▸ What the task requires
Set down each line of the material that follows, exactly, with no pictures.

▸ Records for the exercise
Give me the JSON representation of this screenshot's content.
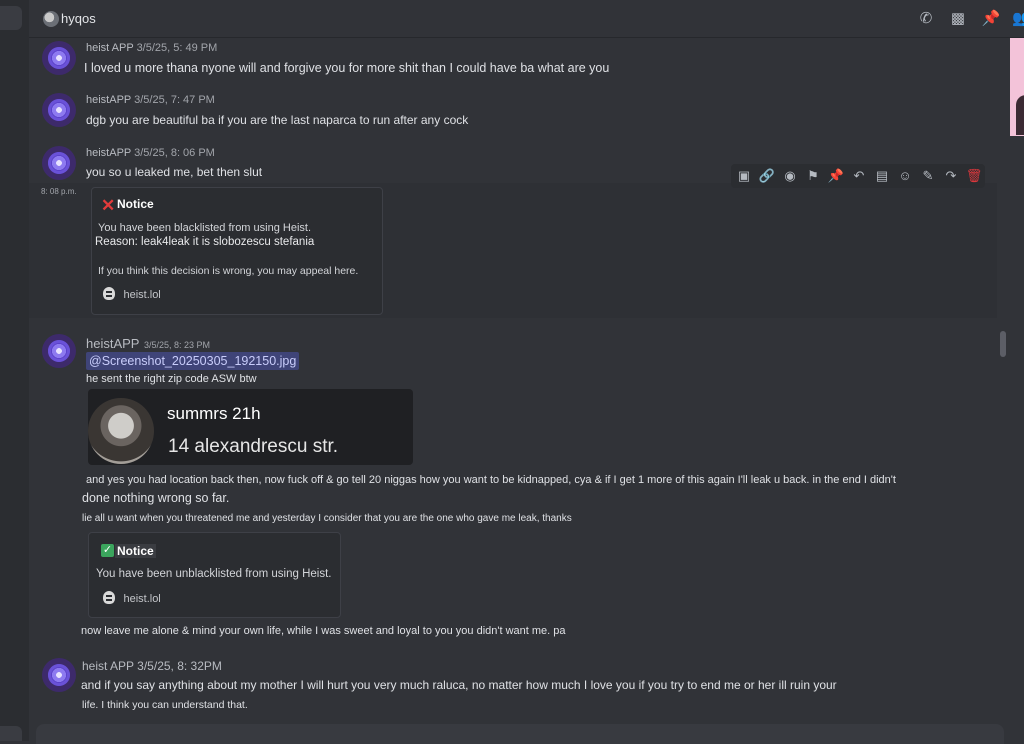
{
  "header": {
    "channel_name": "hyqos",
    "icons": [
      "phone-icon",
      "video-icon",
      "pin-icon",
      "members-icon"
    ]
  },
  "toolbar": {
    "icons": [
      "copy-id-icon",
      "link-icon",
      "thread-icon",
      "bookmark-icon",
      "pin-icon",
      "reply-icon",
      "text-icon",
      "emoji-icon",
      "edit-icon",
      "forward-icon",
      "delete-icon"
    ],
    "delete_color": "#da373c"
  },
  "messages": [
    {
      "author": "heist APP",
      "timestamp": "3/5/25, 5: 49 PM",
      "text": "I loved u more thana nyone will and forgive you for more shit than I could have ba what are you"
    },
    {
      "author": "heistAPP",
      "timestamp": "3/5/25, 7: 47 PM",
      "text": "dgb you are beautiful ba if you are the last naparca to run after any cock"
    },
    {
      "author": "heistAPP",
      "timestamp": "3/5/25, 8: 06 PM",
      "text": "you so u leaked me, bet then slut"
    }
  ],
  "notice1": {
    "time": "8: 08 p.m.",
    "title": "Notice",
    "line1": "You have been blacklisted from using Heist.",
    "reason": "Reason: leak4leak it is slobozescu stefania",
    "appeal": "If you think this decision is wrong, you may appeal here.",
    "footer": "heist.lol"
  },
  "message4": {
    "author": "heistAPP",
    "timestamp": "3/5/25, 8: 23 PM",
    "attachment": "@Screenshot_20250305_192150.jpg",
    "line1": "he sent the right zip code ASW btw",
    "card_name": "summrs 21h",
    "card_address": "14 alexandrescu str.",
    "line2": "and yes you had location back then, now fuck off & go tell 20 niggas how you want to be kidnapped, cya & if I get 1 more of this again I'll leak u back. in the end I didn't",
    "line3": "done nothing wrong so far.",
    "line4": "lie all u want when you threatened me and yesterday I consider that you are the one who gave me leak, thanks"
  },
  "notice2": {
    "title": "Notice",
    "line1": "You have been unblacklisted from using Heist.",
    "footer": "heist.lol"
  },
  "message5": {
    "text": "now leave me alone & mind your own life, while I was sweet and loyal to you you didn't want me. pa"
  },
  "message6": {
    "author": "heist APP",
    "timestamp": "3/5/25, 8: 32PM",
    "line1": "and if you say anything about my mother I will hurt you very much raluca, no matter how much I love you if you try to end me or her ill ruin your",
    "line2": "life. I think you can understand that."
  }
}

▸ Answer to this task
Give me the JSON representation of this screenshot's content.
{
  "header": {
    "channel_name": "hyqos",
    "icons": [
      "phone-icon",
      "video-icon",
      "pin-icon",
      "members-icon"
    ]
  },
  "toolbar": {
    "icons": [
      "copy-id-icon",
      "link-icon",
      "thread-icon",
      "bookmark-icon",
      "pin-icon",
      "reply-icon",
      "text-icon",
      "emoji-icon",
      "edit-icon",
      "forward-icon",
      "delete-icon"
    ],
    "delete_color": "#da373c"
  },
  "messages": [
    {
      "author": "heist APP",
      "timestamp": "3/5/25, 5: 49 PM",
      "text": "I loved u more thana nyone will and forgive you for more shit than I could have ba what are you"
    },
    {
      "author": "heistAPP",
      "timestamp": "3/5/25, 7: 47 PM",
      "text": "dgb you are beautiful ba if you are the last naparca to run after any cock"
    },
    {
      "author": "heistAPP",
      "timestamp": "3/5/25, 8: 06 PM",
      "text": "you so u leaked me, bet then slut"
    }
  ],
  "notice1": {
    "time": "8: 08 p.m.",
    "title": "Notice",
    "line1": "You have been blacklisted from using Heist.",
    "reason": "Reason: leak4leak it is slobozescu stefania",
    "appeal": "If you think this decision is wrong, you may appeal here.",
    "footer": "heist.lol"
  },
  "message4": {
    "author": "heistAPP",
    "timestamp": "3/5/25, 8: 23 PM",
    "attachment": "@Screenshot_20250305_192150.jpg",
    "line1": "he sent the right zip code ASW btw",
    "card_name": "summrs 21h",
    "card_address": "14 alexandrescu str.",
    "line2": "and yes you had location back then, now fuck off & go tell 20 niggas how you want to be kidnapped, cya & if I get 1 more of this again I'll leak u back. in the end I didn't",
    "line3": "done nothing wrong so far.",
    "line4": "lie all u want when you threatened me and yesterday I consider that you are the one who gave me leak, thanks"
  },
  "notice2": {
    "title": "Notice",
    "line1": "You have been unblacklisted from using Heist.",
    "footer": "heist.lol"
  },
  "message5": {
    "text": "now leave me alone & mind your own life, while I was sweet and loyal to you you didn't want me. pa"
  },
  "message6": {
    "author": "heist APP",
    "timestamp": "3/5/25, 8: 32PM",
    "line1": "and if you say anything about my mother I will hurt you very much raluca, no matter how much I love you if you try to end me or her ill ruin your",
    "line2": "life. I think you can understand that."
  }
}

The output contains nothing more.